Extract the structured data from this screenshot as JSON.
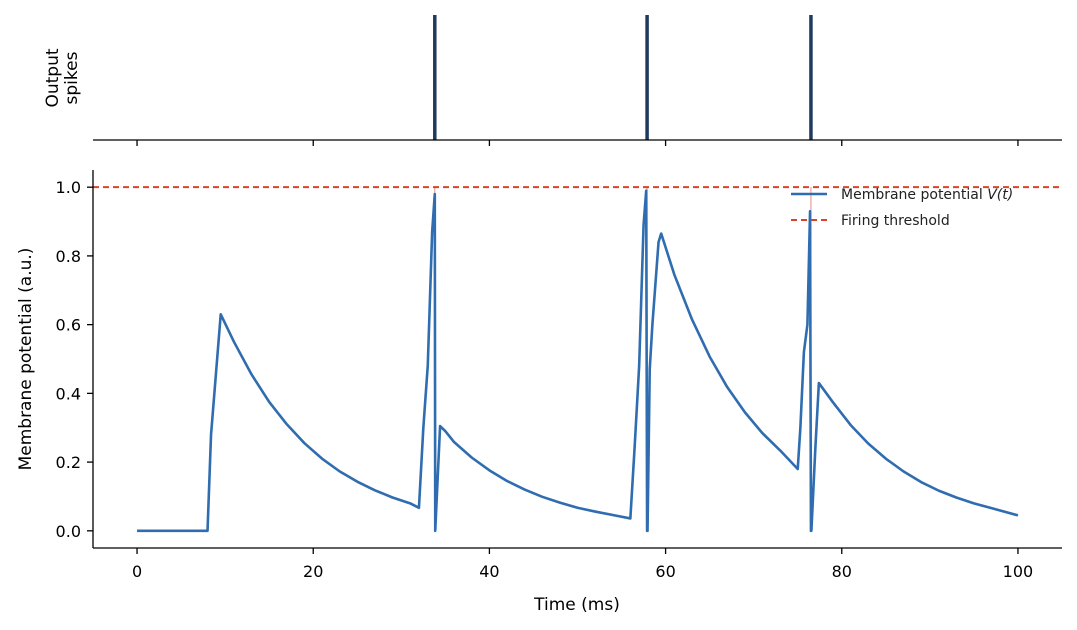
{
  "chart_data": [
    {
      "panel": "top",
      "type": "event",
      "ylabel": [
        "Output",
        "spikes"
      ],
      "spike_times": [
        33.8,
        57.9,
        76.5
      ],
      "spike_color": "#1f3a5f",
      "xlim": [
        -5,
        105
      ],
      "grid": false
    },
    {
      "panel": "bottom",
      "type": "line",
      "xlabel": "Time (ms)",
      "ylabel": "Membrane potential (a.u.)",
      "xlim": [
        -5,
        105
      ],
      "ylim": [
        -0.05,
        1.05
      ],
      "xticks": [
        "0",
        "20",
        "40",
        "60",
        "80",
        "100"
      ],
      "yticks": [
        "0.0",
        "0.2",
        "0.4",
        "0.6",
        "0.8",
        "1.0"
      ],
      "grid": false,
      "legend_position": "top-right",
      "threshold": {
        "name": "Firing threshold",
        "value": 1.0,
        "color": "#d9432b"
      },
      "reset_lines_at": [
        33.8,
        57.9,
        76.5
      ],
      "series": [
        {
          "name": "Membrane potential V(t)",
          "legend_prefix": "Membrane potential ",
          "legend_var": "V(t)",
          "color": "#2f6db0",
          "x": [
            0,
            8,
            8.4,
            9.5,
            11,
            13,
            15,
            17,
            19,
            21,
            23,
            25,
            27,
            29,
            31,
            32,
            32.5,
            33.0,
            33.5,
            33.8,
            33.85,
            34.4,
            35,
            36,
            38,
            40,
            42,
            44,
            46,
            48,
            50,
            52,
            54,
            56,
            56.5,
            57.0,
            57.5,
            57.8,
            57.9,
            57.95,
            58.2,
            58.5,
            59.2,
            59.5,
            61,
            63,
            65,
            67,
            69,
            71,
            73,
            75,
            75.3,
            75.7,
            76.1,
            76.4,
            76.5,
            76.55,
            77.0,
            77.4,
            79,
            81,
            83,
            85,
            87,
            89,
            91,
            93,
            95,
            97,
            100
          ],
          "y": [
            0,
            0,
            0.28,
            0.63,
            0.55,
            0.455,
            0.375,
            0.31,
            0.255,
            0.21,
            0.173,
            0.143,
            0.118,
            0.097,
            0.08,
            0.067,
            0.3,
            0.48,
            0.87,
            0.98,
            0.0,
            0.305,
            0.29,
            0.258,
            0.213,
            0.176,
            0.145,
            0.12,
            0.099,
            0.082,
            0.067,
            0.056,
            0.046,
            0.036,
            0.25,
            0.48,
            0.89,
            0.99,
            0.0,
            0.0,
            0.47,
            0.6,
            0.84,
            0.865,
            0.745,
            0.615,
            0.507,
            0.418,
            0.345,
            0.284,
            0.234,
            0.18,
            0.3,
            0.52,
            0.6,
            0.93,
            0.0,
            0.0,
            0.24,
            0.43,
            0.374,
            0.308,
            0.254,
            0.21,
            0.173,
            0.142,
            0.117,
            0.097,
            0.08,
            0.066,
            0.045
          ]
        }
      ]
    }
  ]
}
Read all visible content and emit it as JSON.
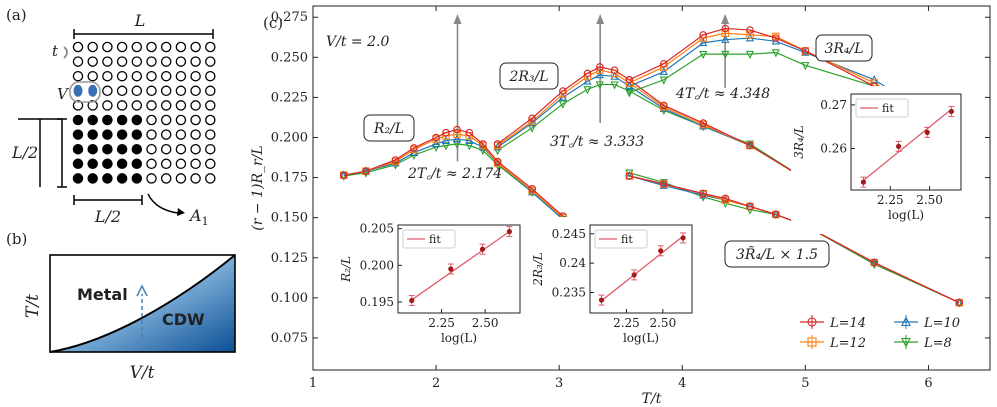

◆ **WHAT NEEDS TO BE DONE**:
Report how many lines of the entries hold the word "ylabel". Nothing else is needed.

◆ **RESPONSE FOR THIS EXERCISE**:
2